__YOUR TASKS__
A - In the passage on visual field stimulus sizes, what percentage of NAION pairings were censored?
B - Extend the passage on visual field stimulus sizes from the point where it stops.

__TEXT BLOCK__
════════

We discovered that the optimal censoring threshold was 21 for size III and 24 for size V, which provided the lowest mean difference and low standard deviation (Fig. 1, Supplementary Fig. S1).
Overall, the average difference between size V and size III TD pairings for uncensored pairs was 0.4 ± 2.6 dB, and a censored pair difference of 0.0 ± 1.9 dB (Fig. 2). A paired t-test analyzing differences of TDs show a statistically significant nonzero (0.1 dB) difference between the two stimuli (P < 0.001). Glaucoma VF differences between size III and size V were remarkably consistent over all subtypes, showing an uncensored pair difference of 0.4 ± 2.6 dB and a censored pair difference of 0.0 ± 1.9 dB. NAION VFs consist of an uncensored pair difference of 0.2 ± 2.9 dB and a censored pair difference of −0.3 ± 1.8 dB. Notably, 63% of pairings in NAION were censored. We plotted a line of best fit along all pairs of points, and we found that it was similar to the line of unity (Fig. 3). There was a high correlation between TD pairings (r2 = 0.70). A Bland-Altman plot shows that the agreement between the two stimuli is generally stable, with no changes in variability in all but the most negative TD values (Fig. 4). Opting to not censor TD pairings reveals that, beyond a certain threshold, data points increasingly deviate from the line of unity in an unpredictable way (Fig. 5).
In performing threshold analysis on just glaucoma, we found that the optimal censoring threshold was 20 dB for size III and 22 dB for size V. Using these thresholds for glaucoma TD pairings, the resultant line of best fit had a slope of 0.91 with high correlation (r2 = 0.68). The same analysis on only NAION TD pairings resulted in censoring thresholds of 19 dB for size III and 22 dB for size V, and the resultant line of best fit had a slope of 0.91 with a high correlation (r2 = 0.67).
Discussion
We established that censoring and converting sensitivities to TDs enables direct comparison between size III and size V. The average difference for censored and uncensored data is marginal, but the retest variability is markedly reduced using censoring. Determining an optimal censoring threshold for VFs for each stimulus improves the comparison between stimuli particularly in VFs with regions of major sensitivity loss.
We determined that the optimal censoring thresholds for size III and size V are 21 dB and 24 dB for this data set of 2 different optic nerve disorders. These thresholds provided the lowest mean differences and low standard deviations, and are both within a reasonable range, allowing for better comparison between eyes with severely depressed VFs. Our combined threshold pair falls within 2 dB to those calculated for each disease separately, and the lines of best fit for the combined and single disease computations have close values for all slopes (0.91, 0.91, and 0.92) and r² values (0.68, 0.67, and 0.70) for glaucoma, NAION, and combined, respectively.

════════

__INFORMATION SHOWN__

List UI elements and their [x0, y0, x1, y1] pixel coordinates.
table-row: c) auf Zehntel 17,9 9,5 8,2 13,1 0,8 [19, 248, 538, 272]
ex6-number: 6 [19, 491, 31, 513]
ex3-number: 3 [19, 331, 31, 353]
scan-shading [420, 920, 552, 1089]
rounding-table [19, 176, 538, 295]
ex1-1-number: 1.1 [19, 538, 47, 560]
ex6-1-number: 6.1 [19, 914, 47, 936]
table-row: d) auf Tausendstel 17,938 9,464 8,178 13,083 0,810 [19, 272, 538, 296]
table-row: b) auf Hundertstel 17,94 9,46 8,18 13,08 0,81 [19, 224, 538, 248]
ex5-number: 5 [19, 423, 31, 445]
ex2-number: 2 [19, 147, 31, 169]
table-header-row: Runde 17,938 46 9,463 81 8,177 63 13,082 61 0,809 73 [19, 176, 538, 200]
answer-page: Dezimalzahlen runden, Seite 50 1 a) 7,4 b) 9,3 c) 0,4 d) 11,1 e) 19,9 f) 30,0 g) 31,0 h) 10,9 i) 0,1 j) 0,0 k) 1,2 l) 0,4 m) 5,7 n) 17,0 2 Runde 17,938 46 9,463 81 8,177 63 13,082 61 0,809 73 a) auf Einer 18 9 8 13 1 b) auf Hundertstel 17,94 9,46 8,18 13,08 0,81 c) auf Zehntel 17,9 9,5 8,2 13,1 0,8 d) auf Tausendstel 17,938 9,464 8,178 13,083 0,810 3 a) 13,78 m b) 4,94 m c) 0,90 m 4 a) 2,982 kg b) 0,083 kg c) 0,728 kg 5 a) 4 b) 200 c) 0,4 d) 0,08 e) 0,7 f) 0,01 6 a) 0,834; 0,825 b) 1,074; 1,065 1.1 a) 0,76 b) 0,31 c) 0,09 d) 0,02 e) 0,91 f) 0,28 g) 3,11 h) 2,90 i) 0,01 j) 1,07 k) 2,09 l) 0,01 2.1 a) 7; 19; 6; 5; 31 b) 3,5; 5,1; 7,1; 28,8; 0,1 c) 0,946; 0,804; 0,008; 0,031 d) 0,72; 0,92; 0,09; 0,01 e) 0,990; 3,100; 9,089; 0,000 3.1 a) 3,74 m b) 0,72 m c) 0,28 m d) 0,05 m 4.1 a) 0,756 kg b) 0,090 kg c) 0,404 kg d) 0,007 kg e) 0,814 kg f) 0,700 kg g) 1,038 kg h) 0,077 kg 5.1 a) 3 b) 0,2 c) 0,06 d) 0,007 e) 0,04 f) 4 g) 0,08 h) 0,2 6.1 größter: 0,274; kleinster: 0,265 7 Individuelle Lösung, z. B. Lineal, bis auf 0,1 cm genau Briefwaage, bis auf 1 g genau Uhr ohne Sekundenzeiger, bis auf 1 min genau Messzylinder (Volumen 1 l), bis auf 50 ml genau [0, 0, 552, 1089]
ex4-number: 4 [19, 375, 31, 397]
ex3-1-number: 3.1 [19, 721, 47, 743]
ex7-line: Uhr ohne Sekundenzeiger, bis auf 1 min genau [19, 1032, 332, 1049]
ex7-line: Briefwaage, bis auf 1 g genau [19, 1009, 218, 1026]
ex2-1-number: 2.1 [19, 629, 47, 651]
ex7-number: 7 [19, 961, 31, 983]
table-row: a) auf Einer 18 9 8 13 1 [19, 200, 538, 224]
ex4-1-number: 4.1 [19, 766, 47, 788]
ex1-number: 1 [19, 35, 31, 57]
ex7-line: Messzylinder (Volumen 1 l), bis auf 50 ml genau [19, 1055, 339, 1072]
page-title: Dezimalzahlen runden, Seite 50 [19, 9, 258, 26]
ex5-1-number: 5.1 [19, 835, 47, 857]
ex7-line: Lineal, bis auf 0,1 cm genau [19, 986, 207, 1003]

════════

__TASK RESPONSES__
A - 63% of NAION pairings were censored.

B -
A paired t-test revealed a small, but significant, average difference between TD pairings. However, this number is very close to zero, and considering same-day testing variability, this number has minimal clinical relevance. Prior studies have shown that the inter-test variability for specific points range from 1.3 dB to 3.0 dB for size III and 1.2 dB to 2.0 dB for size V.7 Thus, the two stimuli should be comparable in clinical practice if censoring and age corrected TDs are used. This allows clinicians to switch from a test using one stimulus size to another without clinically meaningful discrepancies affecting clinical decisions. For NAION and glaucoma, the average TD difference and standard deviation were very similar (as well as between censored and uncensored pairs), suggesting that our methodology may broadly apply for a variety of optic nerve disorders.
The line of best fit for TD pairings closely followed the line of unity. Coupled with its high r2 value, suggests there is high agreement between size III and size V across different visual field severities. The variability in our uncensored data scatterplot highlights the necessity of censoring to maintain reliability and consistency.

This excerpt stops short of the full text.